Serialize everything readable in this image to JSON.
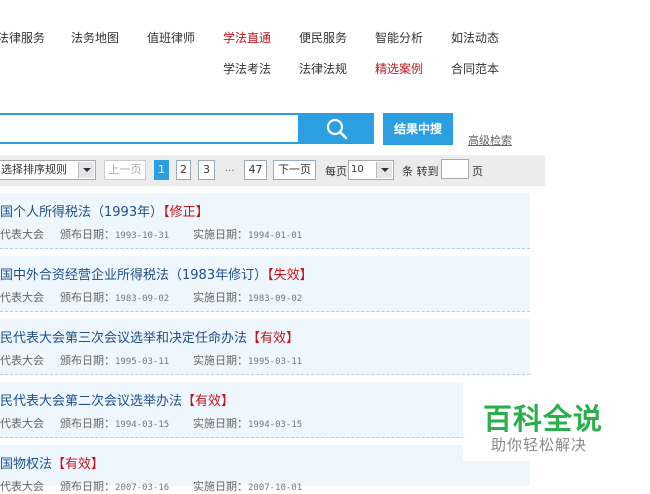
{
  "nav": {
    "row1": [
      "法律服务",
      "法务地图",
      "值班律师",
      "学法直通",
      "便民服务",
      "智能分析",
      "如法动态"
    ],
    "row2": [
      "学法考法",
      "法律法规",
      "精选案例",
      "合同范本"
    ]
  },
  "search": {
    "button_label": "结果中搜",
    "advanced_label": "高级检索"
  },
  "pager": {
    "sort_label": "选择排序规则",
    "prev_label": "上一页",
    "pages": [
      "1",
      "2",
      "3"
    ],
    "ellipsis": "...",
    "last_page": "47",
    "next_label": "下一页",
    "per_page_label": "每页",
    "per_page_value": "10",
    "goto_prefix": "条 转到",
    "goto_suffix": "页"
  },
  "results": [
    {
      "title": "国个人所得税法（1993年）",
      "tag": "【修正】",
      "issuer": "代表大会",
      "issue_label": "颁布日期：",
      "issue_date": "1993-10-31",
      "effective_label": "实施日期：",
      "effective_date": "1994-01-01"
    },
    {
      "title": "国中外合资经营企业所得税法（1983年修订）",
      "tag": "【失效】",
      "issuer": "代表大会",
      "issue_label": "颁布日期：",
      "issue_date": "1983-09-02",
      "effective_label": "实施日期：",
      "effective_date": "1983-09-02"
    },
    {
      "title": "民代表大会第三次会议选举和决定任命办法",
      "tag": "【有效】",
      "issuer": "代表大会",
      "issue_label": "颁布日期：",
      "issue_date": "1995-03-11",
      "effective_label": "实施日期：",
      "effective_date": "1995-03-11"
    },
    {
      "title": "民代表大会第二次会议选举办法",
      "tag": "【有效】",
      "issuer": "代表大会",
      "issue_label": "颁布日期：",
      "issue_date": "1994-03-15",
      "effective_label": "实施日期：",
      "effective_date": "1994-03-15"
    },
    {
      "title": "国物权法",
      "tag": "【有效】",
      "issuer": "代表大会",
      "issue_label": "颁布日期：",
      "issue_date": "2007-03-16",
      "effective_label": "实施日期：",
      "effective_date": "2007-10-01"
    }
  ],
  "watermark": {
    "main": "百科全说",
    "sub": "助你轻松解决"
  },
  "colors": {
    "accent": "#2b9fe0",
    "nav_red": "#c0161c",
    "row_bg": "#eef7fd",
    "watermark_green": "#2ab04a"
  },
  "icons": {
    "search": "search-icon",
    "dropdown": "chevron-down-icon"
  }
}
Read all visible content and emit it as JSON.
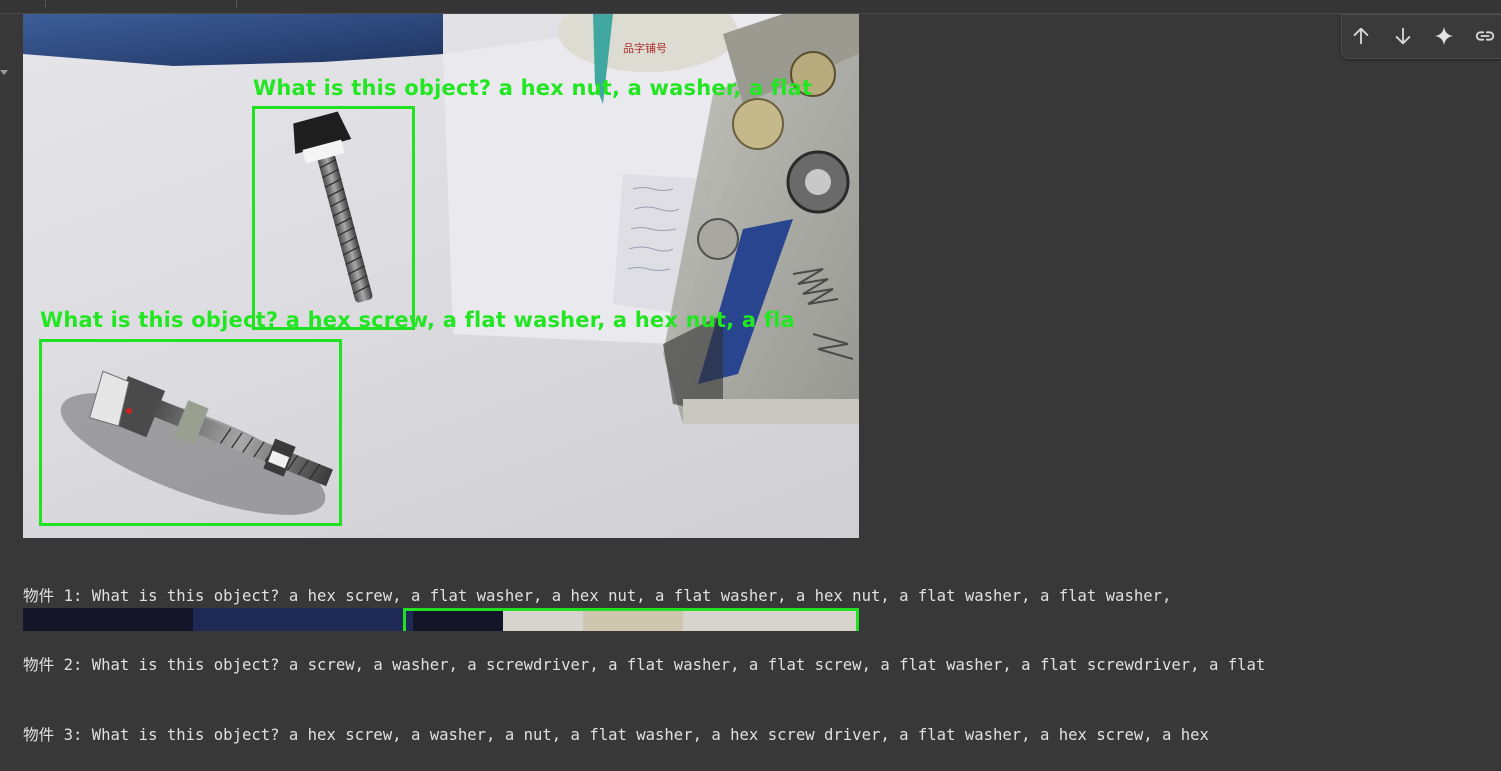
{
  "toolbar": {
    "buttons": [
      {
        "name": "move-up",
        "icon": "arrow-up-icon"
      },
      {
        "name": "move-down",
        "icon": "arrow-down-icon"
      },
      {
        "name": "gemini",
        "icon": "sparkle-icon"
      },
      {
        "name": "link",
        "icon": "link-icon"
      }
    ]
  },
  "image": {
    "detections": [
      {
        "label": "What is this object? a hex nut, a washer, a flat"
      },
      {
        "label": "What is this object? a hex screw, a flat washer, a hex nut, a fla"
      }
    ],
    "background_text": "品字铺号"
  },
  "output": {
    "lines": [
      "物件 1: What is this object? a hex screw, a flat washer, a hex nut, a flat washer, a hex nut, a flat washer, a flat washer,",
      "物件 2: What is this object? a screw, a washer, a screwdriver, a flat washer, a flat screw, a flat washer, a flat screwdriver, a flat",
      "物件 3: What is this object? a hex screw, a washer, a nut, a flat washer, a hex screw driver, a flat washer, a hex screw, a hex"
    ]
  },
  "colors": {
    "background": "#383838",
    "detection_green": "#22e622",
    "text": "#e0e0e0"
  }
}
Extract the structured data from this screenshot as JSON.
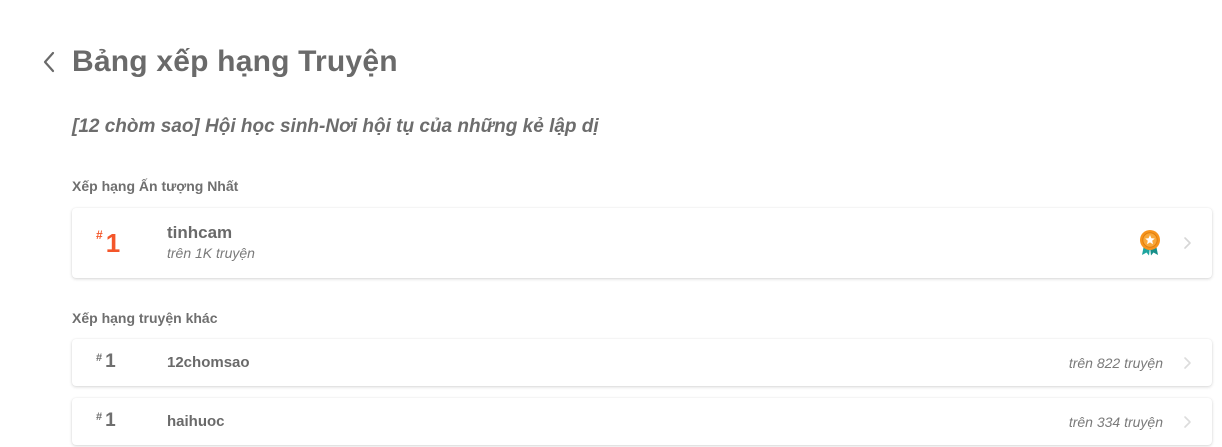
{
  "header": {
    "title": "Bảng xếp hạng Truyện",
    "back_icon": "chevron-left-icon"
  },
  "story_title": "[12 chòm sao] Hội học sinh-Nơi hội tụ của những kẻ lập dị",
  "top_section": {
    "label": "Xếp hạng Ấn tượng Nhất",
    "item": {
      "hash": "#",
      "rank": "1",
      "tag": "tinhcam",
      "subtitle": "trên 1K truyện",
      "badge_icon": "medal-icon",
      "accent_color": "#f4562a"
    }
  },
  "other_section": {
    "label": "Xếp hạng truyện khác",
    "items": [
      {
        "hash": "#",
        "rank": "1",
        "tag": "12chomsao",
        "count": "trên 822 truyện"
      },
      {
        "hash": "#",
        "rank": "1",
        "tag": "haihuoc",
        "count": "trên 334 truyện"
      }
    ]
  }
}
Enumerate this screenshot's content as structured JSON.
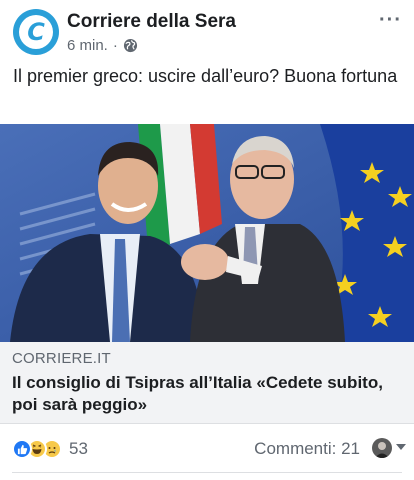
{
  "post": {
    "page_name": "Corriere della Sera",
    "avatar_letter": "C",
    "time": "6 min.",
    "separator": "·",
    "privacy_icon": "globe-icon",
    "more": "···",
    "text": "Il premier greco: uscire dall’euro? Buona fortuna"
  },
  "link": {
    "domain": "CORRIERE.IT",
    "title": "Il consiglio di Tsipras all’Italia «Cedete subito, poi sarà peggio»"
  },
  "footer": {
    "reaction_icons": [
      "like-icon",
      "haha-icon",
      "sad-icon"
    ],
    "reaction_count": "53",
    "comments": "Commenti: 21"
  },
  "colors": {
    "brand": "#2a9fd8",
    "like": "#2078f4",
    "secondary_text": "#606770",
    "link_box_bg": "#f2f3f5"
  }
}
━━━
EXERCISE GOAL: Give every record back exactly as it reads, with no images.

SOLUTION TO THE EXERCISE:
Serialize everything readable in this image to JSON.
{
  "nav": {
    "row1": [
      "法律服务",
      "法务地图",
      "值班律师",
      "学法直通",
      "便民服务",
      "智能分析",
      "如法动态"
    ],
    "row2": [
      "学法考法",
      "法律法规",
      "精选案例",
      "合同范本"
    ]
  },
  "search": {
    "button_label": "结果中搜",
    "advanced_label": "高级检索"
  },
  "pager": {
    "sort_label": "选择排序规则",
    "prev_label": "上一页",
    "pages": [
      "1",
      "2",
      "3"
    ],
    "ellipsis": "...",
    "last_page": "47",
    "next_label": "下一页",
    "per_page_label": "每页",
    "per_page_value": "10",
    "goto_prefix": "条 转到",
    "goto_suffix": "页"
  },
  "results": [
    {
      "title": "国个人所得税法（1993年）",
      "tag": "【修正】",
      "issuer": "代表大会",
      "issue_label": "颁布日期：",
      "issue_date": "1993-10-31",
      "effective_label": "实施日期：",
      "effective_date": "1994-01-01"
    },
    {
      "title": "国中外合资经营企业所得税法（1983年修订）",
      "tag": "【失效】",
      "issuer": "代表大会",
      "issue_label": "颁布日期：",
      "issue_date": "1983-09-02",
      "effective_label": "实施日期：",
      "effective_date": "1983-09-02"
    },
    {
      "title": "民代表大会第三次会议选举和决定任命办法",
      "tag": "【有效】",
      "issuer": "代表大会",
      "issue_label": "颁布日期：",
      "issue_date": "1995-03-11",
      "effective_label": "实施日期：",
      "effective_date": "1995-03-11"
    },
    {
      "title": "民代表大会第二次会议选举办法",
      "tag": "【有效】",
      "issuer": "代表大会",
      "issue_label": "颁布日期：",
      "issue_date": "1994-03-15",
      "effective_label": "实施日期：",
      "effective_date": "1994-03-15"
    },
    {
      "title": "国物权法",
      "tag": "【有效】",
      "issuer": "代表大会",
      "issue_label": "颁布日期：",
      "issue_date": "2007-03-16",
      "effective_label": "实施日期：",
      "effective_date": "2007-10-01"
    }
  ],
  "watermark": {
    "main": "百科全说",
    "sub": "助你轻松解决"
  },
  "colors": {
    "accent": "#2b9fe0",
    "nav_red": "#c0161c",
    "row_bg": "#eef7fd",
    "watermark_green": "#2ab04a"
  },
  "icons": {
    "search": "search-icon",
    "dropdown": "chevron-down-icon"
  }
}
Read all visible content and emit it as JSON.
{
  "toolbar": {
    "buttons": [
      {
        "name": "move-up",
        "icon": "arrow-up-icon"
      },
      {
        "name": "move-down",
        "icon": "arrow-down-icon"
      },
      {
        "name": "gemini",
        "icon": "sparkle-icon"
      },
      {
        "name": "link",
        "icon": "link-icon"
      }
    ]
  },
  "image": {
    "detections": [
      {
        "label": "What is this object? a hex nut, a washer, a flat"
      },
      {
        "label": "What is this object? a hex screw, a flat washer, a hex nut, a fla"
      }
    ],
    "background_text": "品字铺号"
  },
  "output": {
    "lines": [
      "物件 1: What is this object? a hex screw, a flat washer, a hex nut, a flat washer, a hex nut, a flat washer, a flat washer,",
      "物件 2: What is this object? a screw, a washer, a screwdriver, a flat washer, a flat screw, a flat washer, a flat screwdriver, a flat",
      "物件 3: What is this object? a hex screw, a washer, a nut, a flat washer, a hex screw driver, a flat washer, a hex screw, a hex"
    ]
  },
  "colors": {
    "background": "#383838",
    "detection_green": "#22e622",
    "text": "#e0e0e0"
  }
}
Extract the structured data from this screenshot as JSON.
{
  "header": {
    "title": "Bảng xếp hạng Truyện",
    "back_icon": "chevron-left-icon"
  },
  "story_title": "[12 chòm sao] Hội học sinh-Nơi hội tụ của những kẻ lập dị",
  "top_section": {
    "label": "Xếp hạng Ấn tượng Nhất",
    "item": {
      "hash": "#",
      "rank": "1",
      "tag": "tinhcam",
      "subtitle": "trên 1K truyện",
      "badge_icon": "medal-icon",
      "accent_color": "#f4562a"
    }
  },
  "other_section": {
    "label": "Xếp hạng truyện khác",
    "items": [
      {
        "hash": "#",
        "rank": "1",
        "tag": "12chomsao",
        "count": "trên 822 truyện"
      },
      {
        "hash": "#",
        "rank": "1",
        "tag": "haihuoc",
        "count": "trên 334 truyện"
      }
    ]
  }
}
Enumerate this screenshot's content as structured JSON.
{
  "post": {
    "page_name": "Corriere della Sera",
    "avatar_letter": "C",
    "time": "6 min.",
    "separator": "·",
    "privacy_icon": "globe-icon",
    "more": "···",
    "text": "Il premier greco: uscire dall’euro? Buona fortuna"
  },
  "link": {
    "domain": "CORRIERE.IT",
    "title": "Il consiglio di Tsipras all’Italia «Cedete subito, poi sarà peggio»"
  },
  "footer": {
    "reaction_icons": [
      "like-icon",
      "haha-icon",
      "sad-icon"
    ],
    "reaction_count": "53",
    "comments": "Commenti: 21"
  },
  "colors": {
    "brand": "#2a9fd8",
    "like": "#2078f4",
    "secondary_text": "#606770",
    "link_box_bg": "#f2f3f5"
  }
}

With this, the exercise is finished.